* Start *

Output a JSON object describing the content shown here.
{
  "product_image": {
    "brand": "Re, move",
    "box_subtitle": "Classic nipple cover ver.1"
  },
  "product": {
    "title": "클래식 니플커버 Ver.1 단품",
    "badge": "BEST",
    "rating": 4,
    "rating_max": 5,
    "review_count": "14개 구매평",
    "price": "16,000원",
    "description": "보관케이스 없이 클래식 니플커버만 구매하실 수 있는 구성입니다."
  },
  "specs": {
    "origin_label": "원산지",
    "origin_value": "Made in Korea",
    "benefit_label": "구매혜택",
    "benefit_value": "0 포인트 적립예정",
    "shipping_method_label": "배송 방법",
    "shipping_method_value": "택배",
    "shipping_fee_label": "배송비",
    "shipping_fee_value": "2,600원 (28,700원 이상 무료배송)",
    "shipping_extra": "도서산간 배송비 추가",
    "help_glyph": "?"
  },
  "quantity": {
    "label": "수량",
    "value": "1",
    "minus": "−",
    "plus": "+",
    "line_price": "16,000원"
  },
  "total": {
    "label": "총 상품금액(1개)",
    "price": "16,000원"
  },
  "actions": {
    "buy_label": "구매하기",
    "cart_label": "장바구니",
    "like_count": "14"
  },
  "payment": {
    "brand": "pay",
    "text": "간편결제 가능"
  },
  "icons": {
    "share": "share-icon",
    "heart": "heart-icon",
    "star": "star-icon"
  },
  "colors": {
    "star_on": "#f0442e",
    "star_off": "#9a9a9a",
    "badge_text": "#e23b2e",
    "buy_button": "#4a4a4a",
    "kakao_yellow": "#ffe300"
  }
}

* End *

# TO BE DONE
Repeat the data above exactly.

# FINAL RESULT
Output a JSON object describing the content shown here.
{
  "product_image": {
    "brand": "Re, move",
    "box_subtitle": "Classic nipple cover ver.1"
  },
  "product": {
    "title": "클래식 니플커버 Ver.1 단품",
    "badge": "BEST",
    "rating": 4,
    "rating_max": 5,
    "review_count": "14개 구매평",
    "price": "16,000원",
    "description": "보관케이스 없이 클래식 니플커버만 구매하실 수 있는 구성입니다."
  },
  "specs": {
    "origin_label": "원산지",
    "origin_value": "Made in Korea",
    "benefit_label": "구매혜택",
    "benefit_value": "0 포인트 적립예정",
    "shipping_method_label": "배송 방법",
    "shipping_method_value": "택배",
    "shipping_fee_label": "배송비",
    "shipping_fee_value": "2,600원 (28,700원 이상 무료배송)",
    "shipping_extra": "도서산간 배송비 추가",
    "help_glyph": "?"
  },
  "quantity": {
    "label": "수량",
    "value": "1",
    "minus": "−",
    "plus": "+",
    "line_price": "16,000원"
  },
  "total": {
    "label": "총 상품금액(1개)",
    "price": "16,000원"
  },
  "actions": {
    "buy_label": "구매하기",
    "cart_label": "장바구니",
    "like_count": "14"
  },
  "payment": {
    "brand": "pay",
    "text": "간편결제 가능"
  },
  "icons": {
    "share": "share-icon",
    "heart": "heart-icon",
    "star": "star-icon"
  },
  "colors": {
    "star_on": "#f0442e",
    "star_off": "#9a9a9a",
    "badge_text": "#e23b2e",
    "buy_button": "#4a4a4a",
    "kakao_yellow": "#ffe300"
  }
}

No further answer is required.